§ MATERIAL FOR THE TASK:
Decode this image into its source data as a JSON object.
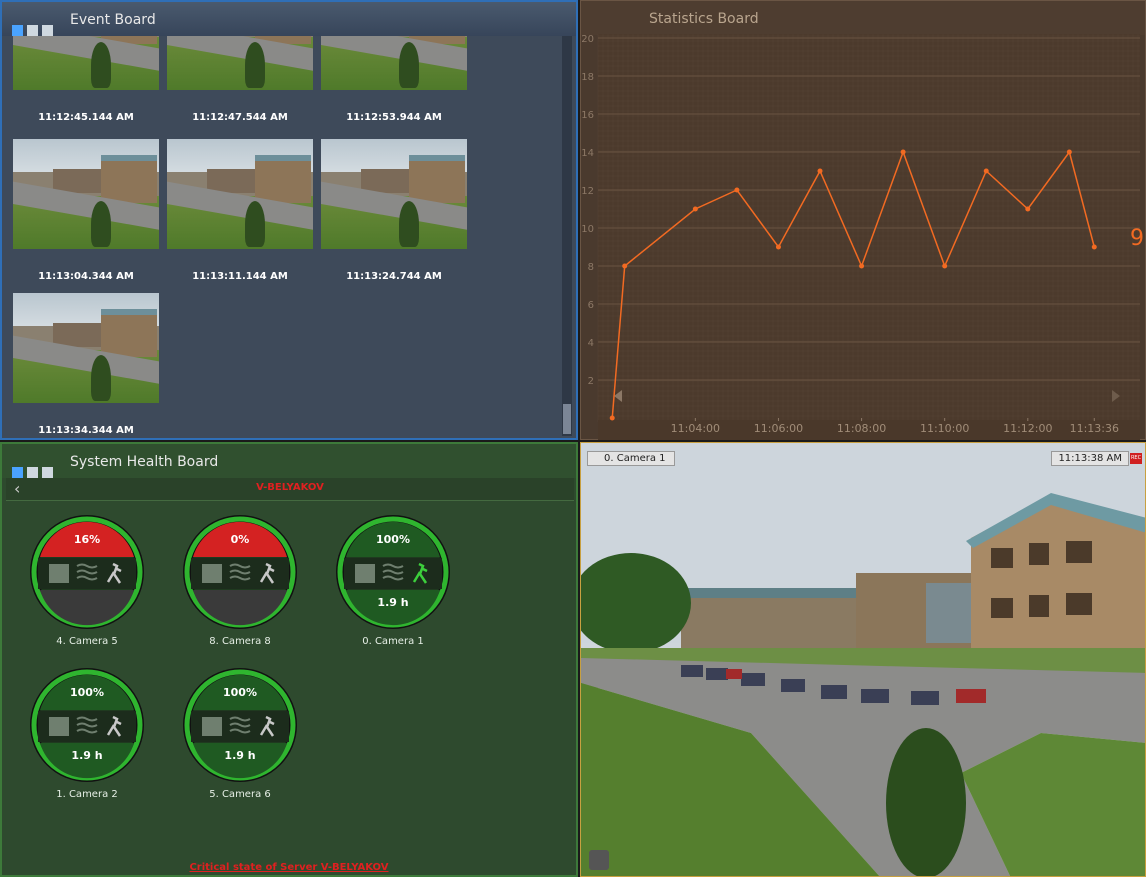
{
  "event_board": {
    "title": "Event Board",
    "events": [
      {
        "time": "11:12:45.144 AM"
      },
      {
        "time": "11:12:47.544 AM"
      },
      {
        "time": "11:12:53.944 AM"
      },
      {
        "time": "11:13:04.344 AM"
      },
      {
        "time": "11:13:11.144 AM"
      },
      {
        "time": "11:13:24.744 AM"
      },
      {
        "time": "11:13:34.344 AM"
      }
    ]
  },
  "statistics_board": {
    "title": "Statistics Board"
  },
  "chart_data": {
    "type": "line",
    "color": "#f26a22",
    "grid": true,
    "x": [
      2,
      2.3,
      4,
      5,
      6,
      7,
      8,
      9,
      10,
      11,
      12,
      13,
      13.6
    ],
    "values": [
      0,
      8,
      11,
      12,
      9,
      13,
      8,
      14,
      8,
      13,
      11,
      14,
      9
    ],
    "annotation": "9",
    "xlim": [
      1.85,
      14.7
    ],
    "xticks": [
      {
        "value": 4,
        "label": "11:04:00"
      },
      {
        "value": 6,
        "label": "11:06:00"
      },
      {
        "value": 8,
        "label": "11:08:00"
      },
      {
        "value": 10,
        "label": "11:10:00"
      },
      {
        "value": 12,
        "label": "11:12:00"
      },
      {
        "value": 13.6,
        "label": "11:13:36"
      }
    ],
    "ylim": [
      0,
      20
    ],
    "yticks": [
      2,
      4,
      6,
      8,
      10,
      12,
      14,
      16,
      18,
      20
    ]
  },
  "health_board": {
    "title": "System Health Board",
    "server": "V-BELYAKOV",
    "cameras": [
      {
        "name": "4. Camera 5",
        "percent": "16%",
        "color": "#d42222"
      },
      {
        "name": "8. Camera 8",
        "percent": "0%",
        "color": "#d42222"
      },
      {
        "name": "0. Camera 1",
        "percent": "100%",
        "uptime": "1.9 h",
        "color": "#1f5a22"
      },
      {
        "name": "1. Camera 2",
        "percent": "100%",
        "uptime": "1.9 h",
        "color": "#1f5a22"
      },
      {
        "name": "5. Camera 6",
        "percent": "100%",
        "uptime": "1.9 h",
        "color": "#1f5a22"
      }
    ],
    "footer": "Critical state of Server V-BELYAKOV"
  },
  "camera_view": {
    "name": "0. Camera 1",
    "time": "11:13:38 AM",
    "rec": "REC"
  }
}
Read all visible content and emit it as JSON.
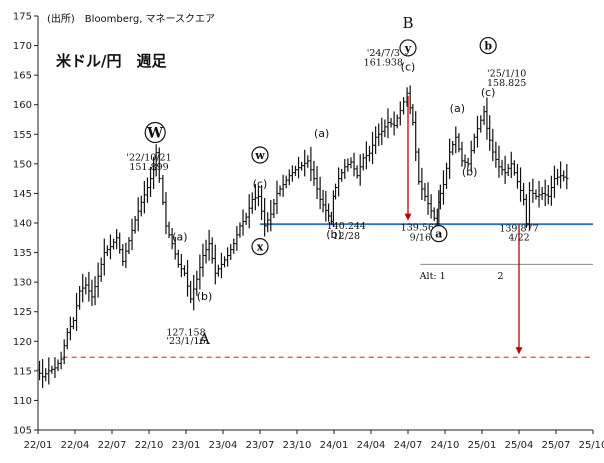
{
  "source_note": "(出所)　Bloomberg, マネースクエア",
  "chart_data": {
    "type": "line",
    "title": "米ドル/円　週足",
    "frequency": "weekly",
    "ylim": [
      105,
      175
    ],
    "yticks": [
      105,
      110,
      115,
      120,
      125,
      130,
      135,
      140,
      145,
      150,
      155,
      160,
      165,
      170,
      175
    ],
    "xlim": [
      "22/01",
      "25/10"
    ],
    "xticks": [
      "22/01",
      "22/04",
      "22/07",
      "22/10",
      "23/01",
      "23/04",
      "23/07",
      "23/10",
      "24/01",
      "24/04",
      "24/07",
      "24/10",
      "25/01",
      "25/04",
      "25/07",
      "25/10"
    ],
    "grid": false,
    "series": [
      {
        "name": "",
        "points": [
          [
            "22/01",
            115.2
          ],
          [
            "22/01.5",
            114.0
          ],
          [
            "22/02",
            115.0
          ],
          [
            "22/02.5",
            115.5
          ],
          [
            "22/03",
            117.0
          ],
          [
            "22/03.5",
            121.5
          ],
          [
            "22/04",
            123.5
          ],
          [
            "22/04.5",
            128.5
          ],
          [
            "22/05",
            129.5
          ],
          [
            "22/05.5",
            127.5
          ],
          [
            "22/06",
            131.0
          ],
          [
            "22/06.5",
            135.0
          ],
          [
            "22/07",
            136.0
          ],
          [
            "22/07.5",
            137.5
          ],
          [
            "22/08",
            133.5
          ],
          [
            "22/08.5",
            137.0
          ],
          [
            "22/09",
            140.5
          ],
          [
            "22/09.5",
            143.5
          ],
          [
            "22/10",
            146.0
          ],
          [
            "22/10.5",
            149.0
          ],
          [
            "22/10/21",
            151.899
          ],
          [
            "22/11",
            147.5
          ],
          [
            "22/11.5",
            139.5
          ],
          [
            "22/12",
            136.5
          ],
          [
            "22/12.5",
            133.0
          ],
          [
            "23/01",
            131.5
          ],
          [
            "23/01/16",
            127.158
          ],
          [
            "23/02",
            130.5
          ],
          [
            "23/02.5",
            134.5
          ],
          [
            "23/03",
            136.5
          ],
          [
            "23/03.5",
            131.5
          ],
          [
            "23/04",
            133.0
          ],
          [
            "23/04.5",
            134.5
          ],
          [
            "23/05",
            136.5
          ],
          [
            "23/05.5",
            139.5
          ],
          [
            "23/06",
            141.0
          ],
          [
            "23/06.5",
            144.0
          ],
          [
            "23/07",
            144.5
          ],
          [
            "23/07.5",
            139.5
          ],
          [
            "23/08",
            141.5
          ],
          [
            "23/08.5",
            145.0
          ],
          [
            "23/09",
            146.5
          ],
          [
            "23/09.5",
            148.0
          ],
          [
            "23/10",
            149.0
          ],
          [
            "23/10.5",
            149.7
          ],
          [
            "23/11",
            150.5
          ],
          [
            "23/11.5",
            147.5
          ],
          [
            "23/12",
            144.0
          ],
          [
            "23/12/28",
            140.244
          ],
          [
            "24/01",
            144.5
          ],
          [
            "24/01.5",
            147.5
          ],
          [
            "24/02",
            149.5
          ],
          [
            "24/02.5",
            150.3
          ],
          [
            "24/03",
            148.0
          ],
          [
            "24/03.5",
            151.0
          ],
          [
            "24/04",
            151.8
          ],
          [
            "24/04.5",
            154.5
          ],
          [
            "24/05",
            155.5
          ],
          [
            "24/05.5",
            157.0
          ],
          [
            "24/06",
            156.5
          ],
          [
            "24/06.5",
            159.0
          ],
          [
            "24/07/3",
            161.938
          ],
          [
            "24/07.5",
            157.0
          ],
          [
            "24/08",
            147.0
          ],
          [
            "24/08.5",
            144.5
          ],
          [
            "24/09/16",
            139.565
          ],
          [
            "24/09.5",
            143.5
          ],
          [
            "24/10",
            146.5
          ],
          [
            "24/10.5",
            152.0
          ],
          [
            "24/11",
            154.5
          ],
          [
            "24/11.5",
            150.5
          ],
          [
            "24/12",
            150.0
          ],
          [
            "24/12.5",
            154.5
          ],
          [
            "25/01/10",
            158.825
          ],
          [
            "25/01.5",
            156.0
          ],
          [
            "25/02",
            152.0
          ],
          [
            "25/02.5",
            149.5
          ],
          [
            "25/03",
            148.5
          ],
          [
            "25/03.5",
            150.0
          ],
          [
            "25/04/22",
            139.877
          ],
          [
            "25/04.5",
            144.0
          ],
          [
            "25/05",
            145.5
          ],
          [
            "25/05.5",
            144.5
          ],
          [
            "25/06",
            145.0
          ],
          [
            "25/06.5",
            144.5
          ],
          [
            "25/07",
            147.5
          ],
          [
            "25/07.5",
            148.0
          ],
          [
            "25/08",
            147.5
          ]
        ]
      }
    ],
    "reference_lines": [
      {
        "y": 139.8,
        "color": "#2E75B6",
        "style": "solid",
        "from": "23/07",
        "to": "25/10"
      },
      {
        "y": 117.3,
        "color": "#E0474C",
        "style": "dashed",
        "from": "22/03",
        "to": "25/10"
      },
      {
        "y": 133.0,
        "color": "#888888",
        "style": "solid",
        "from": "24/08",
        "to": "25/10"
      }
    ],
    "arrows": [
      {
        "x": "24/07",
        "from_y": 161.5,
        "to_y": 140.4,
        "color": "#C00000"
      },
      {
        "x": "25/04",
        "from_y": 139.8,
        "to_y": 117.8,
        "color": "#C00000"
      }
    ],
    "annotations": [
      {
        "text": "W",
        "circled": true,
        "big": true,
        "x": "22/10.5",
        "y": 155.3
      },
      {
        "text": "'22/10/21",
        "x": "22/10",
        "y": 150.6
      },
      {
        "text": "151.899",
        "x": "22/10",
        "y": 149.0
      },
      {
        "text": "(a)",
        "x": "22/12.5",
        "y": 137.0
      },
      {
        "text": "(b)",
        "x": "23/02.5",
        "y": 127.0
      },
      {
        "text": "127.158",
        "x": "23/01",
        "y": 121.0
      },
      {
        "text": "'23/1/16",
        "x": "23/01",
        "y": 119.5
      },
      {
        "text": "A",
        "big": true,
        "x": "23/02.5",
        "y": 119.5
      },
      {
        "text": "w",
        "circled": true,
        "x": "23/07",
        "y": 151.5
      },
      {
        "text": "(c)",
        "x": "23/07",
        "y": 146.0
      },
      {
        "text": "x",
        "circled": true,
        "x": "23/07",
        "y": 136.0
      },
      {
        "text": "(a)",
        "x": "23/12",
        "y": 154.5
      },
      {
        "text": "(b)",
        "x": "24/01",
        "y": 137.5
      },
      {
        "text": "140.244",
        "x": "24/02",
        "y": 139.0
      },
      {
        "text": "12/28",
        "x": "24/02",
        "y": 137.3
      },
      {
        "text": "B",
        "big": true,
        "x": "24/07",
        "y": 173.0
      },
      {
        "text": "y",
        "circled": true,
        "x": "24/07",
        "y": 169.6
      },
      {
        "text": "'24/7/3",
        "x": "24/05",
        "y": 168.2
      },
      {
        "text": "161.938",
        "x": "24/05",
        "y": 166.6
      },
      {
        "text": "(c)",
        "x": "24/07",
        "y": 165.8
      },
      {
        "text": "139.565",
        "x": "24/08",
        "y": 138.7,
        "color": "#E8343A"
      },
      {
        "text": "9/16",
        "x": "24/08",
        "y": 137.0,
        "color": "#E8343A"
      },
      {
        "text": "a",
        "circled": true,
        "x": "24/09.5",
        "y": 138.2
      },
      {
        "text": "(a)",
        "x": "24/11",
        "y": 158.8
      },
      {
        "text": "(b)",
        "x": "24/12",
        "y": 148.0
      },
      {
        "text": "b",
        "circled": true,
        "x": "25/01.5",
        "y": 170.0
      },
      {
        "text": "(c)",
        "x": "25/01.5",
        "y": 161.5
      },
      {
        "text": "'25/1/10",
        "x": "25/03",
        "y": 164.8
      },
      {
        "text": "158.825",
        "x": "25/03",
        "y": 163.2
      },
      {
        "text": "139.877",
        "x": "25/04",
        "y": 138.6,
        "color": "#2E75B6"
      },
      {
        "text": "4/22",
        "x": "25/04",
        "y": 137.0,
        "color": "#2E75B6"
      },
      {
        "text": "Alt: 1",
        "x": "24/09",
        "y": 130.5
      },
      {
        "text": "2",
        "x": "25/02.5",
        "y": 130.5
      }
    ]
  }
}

§ WRITTEN EXERCISE: Copy each line of the preceding data that contains the string "BELYAKOV".

§ THE ANSWER:
    "server": "V-BELYAKOV",
    "footer": "Critical state of Server V-BELYAKOV"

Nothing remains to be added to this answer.